### Exercise objective
Leave out any pictures and transcribe all other data below exactly.

Stored records
····················
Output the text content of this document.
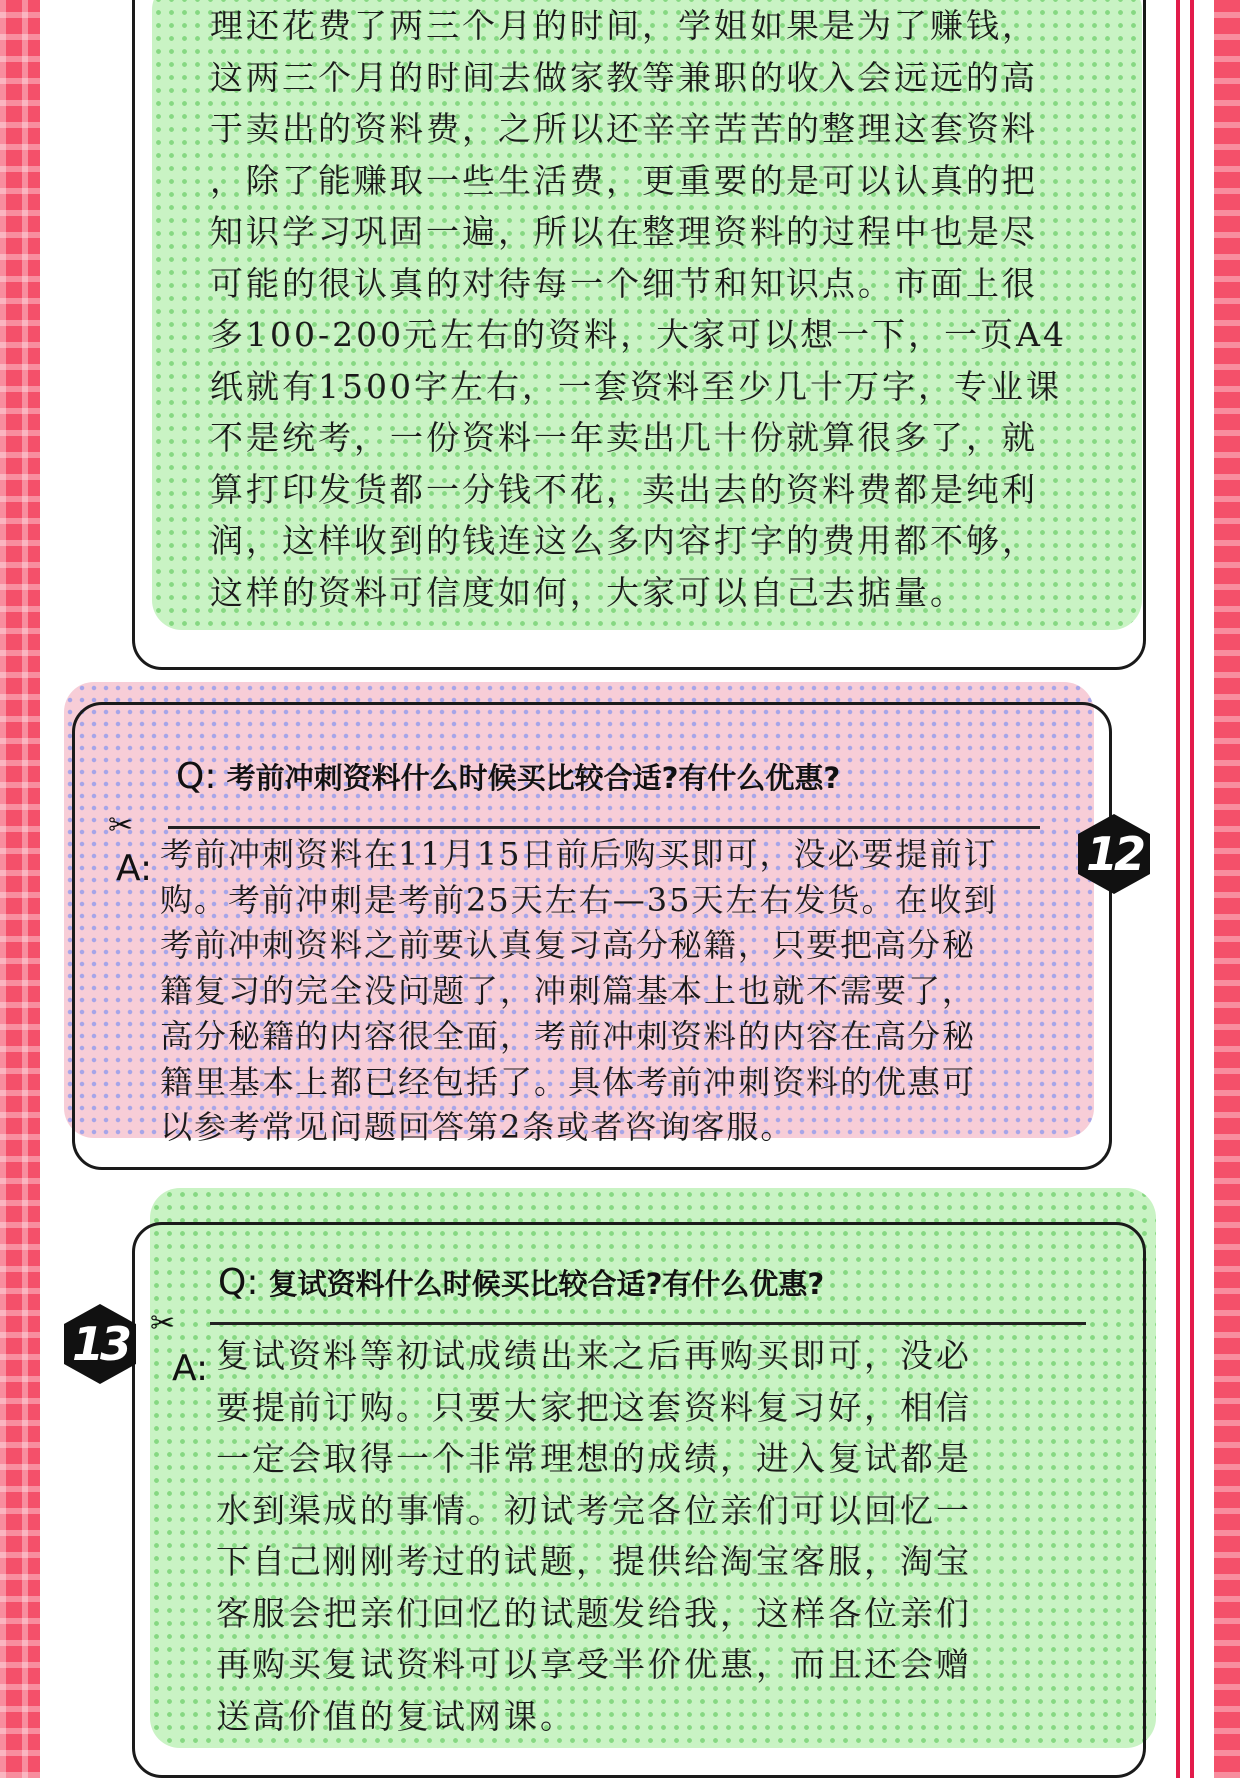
理还花费了两三个月的时间，学姐如果是为了赚钱，
这两三个月的时间去做家教等兼职的收入会远远的高
于卖出的资料费，之所以还辛辛苦苦的整理这套资料
，除了能赚取一些生活费，更重要的是可以认真的把
知识学习巩固一遍，所以在整理资料的过程中也是尽
可能的很认真的对待每一个细节和知识点。市面上很
多100-200元左右的资料，大家可以想一下，一页A4
纸就有1500字左右，一套资料至少几十万字，专业课
不是统考，一份资料一年卖出几十份就算很多了，就
算打印发货都一分钱不花，卖出去的资料费都是纯利
润，这样收到的钱连这么多内容打字的费用都不够，
这样的资料可信度如何，大家可以自己去掂量。
Q: 考前冲刺资料什么时候买比较合适?有什么优惠?
✂
A: 考前冲刺资料在11月15日前后购买即可，没必要提前订
购。考前冲刺是考前25天左右—35天左右发货。在收到
考前冲刺资料之前要认真复习高分秘籍，只要把高分秘
籍复习的完全没问题了，冲刺篇基本上也就不需要了，
高分秘籍的内容很全面，考前冲刺资料的内容在高分秘
籍里基本上都已经包括了。具体考前冲刺资料的优惠可
以参考常见问题回答第2条或者咨询客服。
12
Q: 复试资料什么时候买比较合适?有什么优惠?
✂
A: 复试资料等初试成绩出来之后再购买即可，没必
要提前订购。只要大家把这套资料复习好，相信
一定会取得一个非常理想的成绩，进入复试都是
水到渠成的事情。初试考完各位亲们可以回忆一
下自己刚刚考过的试题，提供给淘宝客服，淘宝
客服会把亲们回忆的试题发给我，这样各位亲们
再购买复试资料可以享受半价优惠，而且还会赠
送高价值的复试网课。
13
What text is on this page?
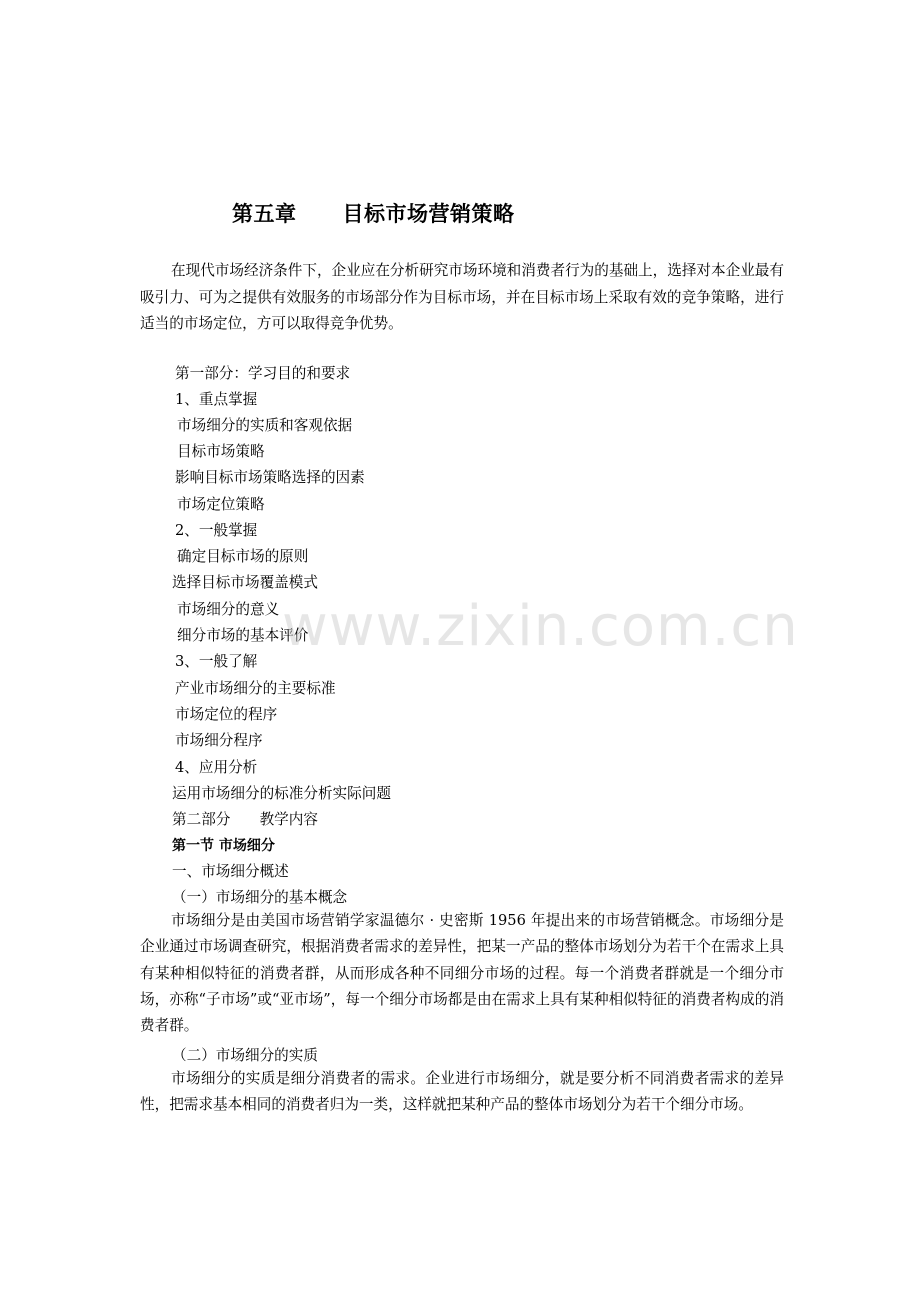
第五章 目标市场营销策略
在现代市场经济条件下，企业应在分析研究市场环境和消费者行为的基础上，选择对本企业最有吸引力、可为之提供有效服务的市场部分作为目标市场，并在目标市场上采取有效的竞争策略，进行适当的市场定位，方可以取得竞争优势。
第一部分：学习目的和要求
1、重点掌握
市场细分的实质和客观依据
目标市场策略
影响目标市场策略选择的因素
市场定位策略
2、一般掌握
确定目标市场的原则
选择目标市场覆盖模式
市场细分的意义
细分市场的基本评价
3、一般了解
产业市场细分的主要标准
市场定位的程序
市场细分程序
4、应用分析
运用市场细分的标准分析实际问题
第二部分　　教学内容
第一节 市场细分
一、市场细分概述
（一）市场细分的基本概念
市场细分是由美国市场营销学家温德尔 · 史密斯 1956 年提出来的市场营销概念。市场细分是企业通过市场调查研究，根据消费者需求的差异性，把某一产品的整体市场划分为若干个在需求上具有某种相似特征的消费者群，从而形成各种不同细分市场的过程。每一个消费者群就是一个细分市场，亦称“子市场”或“亚市场”，每一个细分市场都是由在需求上具有某种相似特征的消费者构成的消费者群。
（二）市场细分的实质
市场细分的实质是细分消费者的需求。企业进行市场细分，就是要分析不同消费者需求的差异性，把需求基本相同的消费者归为一类，这样就把某种产品的整体市场划分为若干个细分市场。
www.zixin.com.cn
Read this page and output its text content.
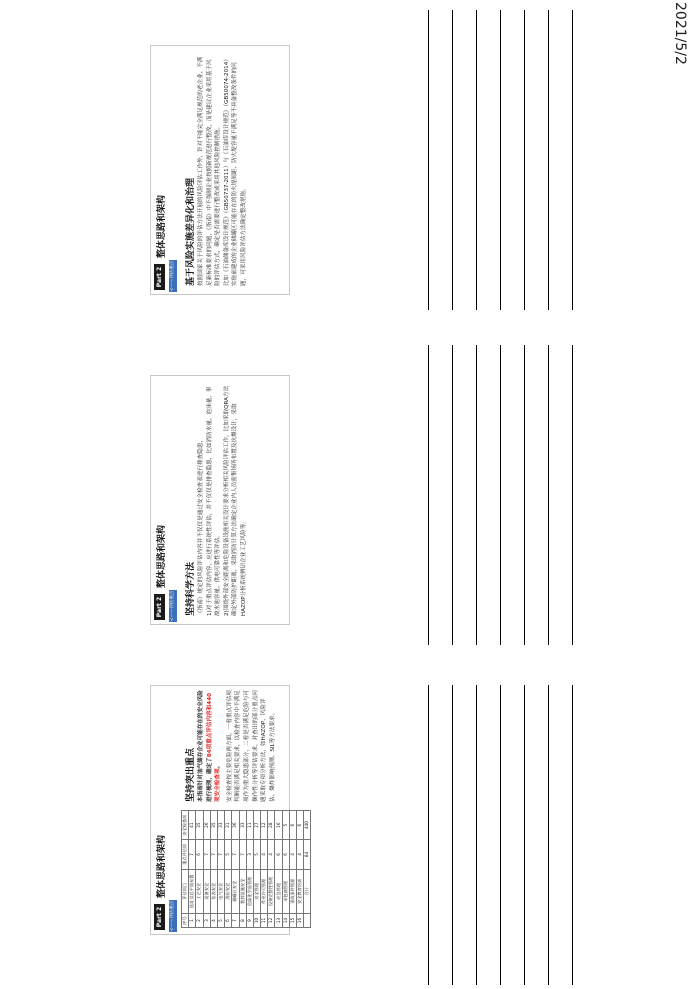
2021/5/2
Part 2
整体思路和架构
<——评估重点	序号	评估项目	重点评估项	安全检查项
1	选址及总平面布置	7	41
2	工艺安全	6	35
3	设备安全	7	26
4	仪表安全	7	35
5	电气安全	7	33
6	消防安全	5	21
7	储罐区安全	7	36
8	装卸设施安全	7	33
9	危险化学品管理	3	11
10	安全管理	5	27
11	作业许可管理	4	12
12	设备完整性管理	4	28
13	应急管理	6	16
14	承包商管理	6	5
15	事故事件管理	4	6
16	安全教育培训	4	6
	合计	84	440
坚持突出重点 本指南针对油气储存企业可能存在的安全风险进行梳理，确定了84项重点评估内容和440项安全检查项。 安全检查按主要危险两方面，一看重点评估项判断能否满足相关要求，以检查内容中不满足项作为重大隐患部分，二看是否满足危险与可操作性分析等评估要求，对查出的部分重点问题采取专项分析方法，如HAZOP、风险评估、爆炸影响预测、SIL等方法要求。

Part 2
整体思路和架构
<——评估重点	坚持科学方法 《指南》规定的风险评估内容并不仅仅是通过安全检查表进行排查隐患， 1)对于重点评估内容，应进行系统性评估，并不仅仅是排查隐患，比如消防水量、泡沫量、事故水池容量、供电可靠性等评估。 2)围绕外部安全距离和危险设备设施相关设计要求分析相关风险评估工作，比如采取QRA方法确定外部防护距离，采取消防计算方法确定企业内人员密集场所布置及抗爆设计，采取HAZOP分析系统辨识企业工艺风险等。

Part 2
整体思路和架构
<——评估重点	基于风险实施差异化和治理 按照国家关于风险的评估方法开展的风险评估工作外，针对不能完全满足规范的老企业、不满足新标准要求的问题，《指南》中不强制企业按照新规范进行整改，而是建议企业采用基于风险的评估方式，确定是否需要进行整改或采用其他风险控制措施。 比如《石油储备库设计规范》（GB50737-2011）与《石油库设计规范》（GB50074-2014）实施前建成的企业储罐区可能存在的防火堤间距、防火堤容量不满足等不具备整改条件的问题，可采用风险评估方法确定整改措施。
····················
### Full output
Output the text content of this document.
理还花费了两三个月的时间，学姐如果是为了赚钱，
这两三个月的时间去做家教等兼职的收入会远远的高
于卖出的资料费，之所以还辛辛苦苦的整理这套资料
，除了能赚取一些生活费，更重要的是可以认真的把
知识学习巩固一遍，所以在整理资料的过程中也是尽
可能的很认真的对待每一个细节和知识点。市面上很
多100-200元左右的资料，大家可以想一下，一页A4
纸就有1500字左右，一套资料至少几十万字，专业课
不是统考，一份资料一年卖出几十份就算很多了，就
算打印发货都一分钱不花，卖出去的资料费都是纯利
润，这样收到的钱连这么多内容打字的费用都不够，
这样的资料可信度如何，大家可以自己去掂量。
Q: 考前冲刺资料什么时候买比较合适?有什么优惠?
✂
A: 考前冲刺资料在11月15日前后购买即可，没必要提前订
购。考前冲刺是考前25天左右—35天左右发货。在收到
考前冲刺资料之前要认真复习高分秘籍，只要把高分秘
籍复习的完全没问题了，冲刺篇基本上也就不需要了，
高分秘籍的内容很全面，考前冲刺资料的内容在高分秘
籍里基本上都已经包括了。具体考前冲刺资料的优惠可
以参考常见问题回答第2条或者咨询客服。
12
Q: 复试资料什么时候买比较合适?有什么优惠?
✂
A: 复试资料等初试成绩出来之后再购买即可，没必
要提前订购。只要大家把这套资料复习好，相信
一定会取得一个非常理想的成绩，进入复试都是
水到渠成的事情。初试考完各位亲们可以回忆一
下自己刚刚考过的试题，提供给淘宝客服，淘宝
客服会把亲们回忆的试题发给我，这样各位亲们
再购买复试资料可以享受半价优惠，而且还会赠
送高价值的复试网课。
13
What text is on this page?
第五章 目标市场营销策略
在现代市场经济条件下，企业应在分析研究市场环境和消费者行为的基础上，选择对本企业最有吸引力、可为之提供有效服务的市场部分作为目标市场，并在目标市场上采取有效的竞争策略，进行适当的市场定位，方可以取得竞争优势。
第一部分：学习目的和要求
1、重点掌握
市场细分的实质和客观依据
目标市场策略
影响目标市场策略选择的因素
市场定位策略
2、一般掌握
确定目标市场的原则
选择目标市场覆盖模式
市场细分的意义
细分市场的基本评价
3、一般了解
产业市场细分的主要标准
市场定位的程序
市场细分程序
4、应用分析
运用市场细分的标准分析实际问题
第二部分　　教学内容
第一节 市场细分
一、市场细分概述
（一）市场细分的基本概念
市场细分是由美国市场营销学家温德尔 · 史密斯 1956 年提出来的市场营销概念。市场细分是企业通过市场调查研究，根据消费者需求的差异性，把某一产品的整体市场划分为若干个在需求上具有某种相似特征的消费者群，从而形成各种不同细分市场的过程。每一个消费者群就是一个细分市场，亦称“子市场”或“亚市场”，每一个细分市场都是由在需求上具有某种相似特征的消费者构成的消费者群。
（二）市场细分的实质
市场细分的实质是细分消费者的需求。企业进行市场细分，就是要分析不同消费者需求的差异性，把需求基本相同的消费者归为一类，这样就把某种产品的整体市场划分为若干个细分市场。
www.zixin.com.cn
Read this page and output its text content.
2021/5/2
Part 2
整体思路和架构
<——评估重点	序号	评估项目	重点评估项	安全检查项
1	选址及总平面布置	7	41
2	工艺安全	6	35
3	设备安全	7	26
4	仪表安全	7	35
5	电气安全	7	33
6	消防安全	5	21
7	储罐区安全	7	36
8	装卸设施安全	7	33
9	危险化学品管理	3	11
10	安全管理	5	27
11	作业许可管理	4	12
12	设备完整性管理	4	28
13	应急管理	6	16
14	承包商管理	6	5
15	事故事件管理	4	6
16	安全教育培训	4	6
	合计	84	440
坚持突出重点 本指南针对油气储存企业可能存在的安全风险进行梳理，确定了84项重点评估内容和440项安全检查项。 安全检查按主要危险两方面，一看重点评估项判断能否满足相关要求，以检查内容中不满足项作为重大隐患部分，二看是否满足危险与可操作性分析等评估要求，对查出的部分重点问题采取专项分析方法，如HAZOP、风险评估、爆炸影响预测、SIL等方法要求。

Part 2
整体思路和架构
<——评估重点	坚持科学方法 《指南》规定的风险评估内容并不仅仅是通过安全检查表进行排查隐患， 1)对于重点评估内容，应进行系统性评估，并不仅仅是排查隐患，比如消防水量、泡沫量、事故水池容量、供电可靠性等评估。 2)围绕外部安全距离和危险设备设施相关设计要求分析相关风险评估工作，比如采取QRA方法确定外部防护距离，采取消防计算方法确定企业内人员密集场所布置及抗爆设计，采取HAZOP分析系统辨识企业工艺风险等。

Part 2
整体思路和架构
<——评估重点	基于风险实施差异化和治理 按照国家关于风险的评估方法开展的风险评估工作外，针对不能完全满足规范的老企业、不满足新标准要求的问题，《指南》中不强制企业按照新规范进行整改，而是建议企业采用基于风险的评估方式，确定是否需要进行整改或采用其他风险控制措施。 比如《石油储备库设计规范》（GB50737-2011）与《石油库设计规范》（GB50074-2014）实施前建成的企业储罐区可能存在的防火堤间距、防火堤容量不满足等不具备整改条件的问题，可采用风险评估方法确定整改措施。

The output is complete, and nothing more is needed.